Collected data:

○ ○ ○ ○ ○

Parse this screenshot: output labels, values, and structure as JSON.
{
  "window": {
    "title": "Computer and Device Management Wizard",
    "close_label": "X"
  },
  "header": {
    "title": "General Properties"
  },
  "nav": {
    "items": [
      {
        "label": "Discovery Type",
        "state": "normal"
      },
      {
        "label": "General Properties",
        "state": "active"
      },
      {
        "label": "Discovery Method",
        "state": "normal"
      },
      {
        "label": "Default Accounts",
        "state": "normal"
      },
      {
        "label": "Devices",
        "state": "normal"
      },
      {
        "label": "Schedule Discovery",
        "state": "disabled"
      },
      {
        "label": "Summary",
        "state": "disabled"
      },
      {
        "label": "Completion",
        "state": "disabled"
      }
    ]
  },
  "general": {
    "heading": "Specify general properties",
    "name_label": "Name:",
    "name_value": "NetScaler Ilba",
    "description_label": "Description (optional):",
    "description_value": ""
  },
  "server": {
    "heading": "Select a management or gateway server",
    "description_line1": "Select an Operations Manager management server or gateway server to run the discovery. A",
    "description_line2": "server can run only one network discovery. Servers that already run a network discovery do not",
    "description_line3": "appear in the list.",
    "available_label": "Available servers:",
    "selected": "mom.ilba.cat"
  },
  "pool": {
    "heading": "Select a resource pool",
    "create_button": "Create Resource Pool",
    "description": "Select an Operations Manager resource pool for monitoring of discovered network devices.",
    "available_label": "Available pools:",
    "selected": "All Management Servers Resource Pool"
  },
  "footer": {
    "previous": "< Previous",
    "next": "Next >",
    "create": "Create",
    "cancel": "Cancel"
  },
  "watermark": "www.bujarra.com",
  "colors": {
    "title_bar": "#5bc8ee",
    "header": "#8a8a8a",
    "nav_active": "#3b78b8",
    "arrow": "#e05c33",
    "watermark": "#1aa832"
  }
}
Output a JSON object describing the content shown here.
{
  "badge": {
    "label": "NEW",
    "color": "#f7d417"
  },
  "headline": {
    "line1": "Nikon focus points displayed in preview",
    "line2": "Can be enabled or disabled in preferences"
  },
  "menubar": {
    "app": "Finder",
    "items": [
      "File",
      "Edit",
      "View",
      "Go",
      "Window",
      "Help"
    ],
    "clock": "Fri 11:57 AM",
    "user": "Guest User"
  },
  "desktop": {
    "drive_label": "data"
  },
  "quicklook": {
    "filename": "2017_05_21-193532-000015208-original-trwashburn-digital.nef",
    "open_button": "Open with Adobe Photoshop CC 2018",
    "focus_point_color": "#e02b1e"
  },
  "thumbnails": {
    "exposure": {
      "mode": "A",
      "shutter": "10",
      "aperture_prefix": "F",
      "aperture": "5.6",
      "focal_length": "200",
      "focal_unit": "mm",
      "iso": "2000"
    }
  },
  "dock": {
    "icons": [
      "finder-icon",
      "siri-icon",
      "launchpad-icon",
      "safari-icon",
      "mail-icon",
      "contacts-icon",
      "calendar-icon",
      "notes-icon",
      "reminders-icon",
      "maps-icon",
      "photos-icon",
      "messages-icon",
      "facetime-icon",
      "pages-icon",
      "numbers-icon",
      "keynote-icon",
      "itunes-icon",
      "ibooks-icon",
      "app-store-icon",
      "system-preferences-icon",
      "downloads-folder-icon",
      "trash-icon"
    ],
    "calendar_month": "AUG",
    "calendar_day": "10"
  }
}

○ ○ ○ ○ ○

Write out the entries above once more, without altering anything.

Parse this screenshot: output labels, values, and structure as JSON.
{
  "window": {
    "title": "Computer and Device Management Wizard",
    "close_label": "X"
  },
  "header": {
    "title": "General Properties"
  },
  "nav": {
    "items": [
      {
        "label": "Discovery Type",
        "state": "normal"
      },
      {
        "label": "General Properties",
        "state": "active"
      },
      {
        "label": "Discovery Method",
        "state": "normal"
      },
      {
        "label": "Default Accounts",
        "state": "normal"
      },
      {
        "label": "Devices",
        "state": "normal"
      },
      {
        "label": "Schedule Discovery",
        "state": "disabled"
      },
      {
        "label": "Summary",
        "state": "disabled"
      },
      {
        "label": "Completion",
        "state": "disabled"
      }
    ]
  },
  "general": {
    "heading": "Specify general properties",
    "name_label": "Name:",
    "name_value": "NetScaler Ilba",
    "description_label": "Description (optional):",
    "description_value": ""
  },
  "server": {
    "heading": "Select a management or gateway server",
    "description_line1": "Select an Operations Manager management server or gateway server to run the discovery. A",
    "description_line2": "server can run only one network discovery. Servers that already run a network discovery do not",
    "description_line3": "appear in the list.",
    "available_label": "Available servers:",
    "selected": "mom.ilba.cat"
  },
  "pool": {
    "heading": "Select a resource pool",
    "create_button": "Create Resource Pool",
    "description": "Select an Operations Manager resource pool for monitoring of discovered network devices.",
    "available_label": "Available pools:",
    "selected": "All Management Servers Resource Pool"
  },
  "footer": {
    "previous": "< Previous",
    "next": "Next >",
    "create": "Create",
    "cancel": "Cancel"
  },
  "watermark": "www.bujarra.com",
  "colors": {
    "title_bar": "#5bc8ee",
    "header": "#8a8a8a",
    "nav_active": "#3b78b8",
    "arrow": "#e05c33",
    "watermark": "#1aa832"
  }
}
Output a JSON object describing the content shown here.
{
  "badge": {
    "label": "NEW",
    "color": "#f7d417"
  },
  "headline": {
    "line1": "Nikon focus points displayed in preview",
    "line2": "Can be enabled or disabled in preferences"
  },
  "menubar": {
    "app": "Finder",
    "items": [
      "File",
      "Edit",
      "View",
      "Go",
      "Window",
      "Help"
    ],
    "clock": "Fri 11:57 AM",
    "user": "Guest User"
  },
  "desktop": {
    "drive_label": "data"
  },
  "quicklook": {
    "filename": "2017_05_21-193532-000015208-original-trwashburn-digital.nef",
    "open_button": "Open with Adobe Photoshop CC 2018",
    "focus_point_color": "#e02b1e"
  },
  "thumbnails": {
    "exposure": {
      "mode": "A",
      "shutter": "10",
      "aperture_prefix": "F",
      "aperture": "5.6",
      "focal_length": "200",
      "focal_unit": "mm",
      "iso": "2000"
    }
  },
  "dock": {
    "icons": [
      "finder-icon",
      "siri-icon",
      "launchpad-icon",
      "safari-icon",
      "mail-icon",
      "contacts-icon",
      "calendar-icon",
      "notes-icon",
      "reminders-icon",
      "maps-icon",
      "photos-icon",
      "messages-icon",
      "facetime-icon",
      "pages-icon",
      "numbers-icon",
      "keynote-icon",
      "itunes-icon",
      "ibooks-icon",
      "app-store-icon",
      "system-preferences-icon",
      "downloads-folder-icon",
      "trash-icon"
    ],
    "calendar_month": "AUG",
    "calendar_day": "10"
  }
}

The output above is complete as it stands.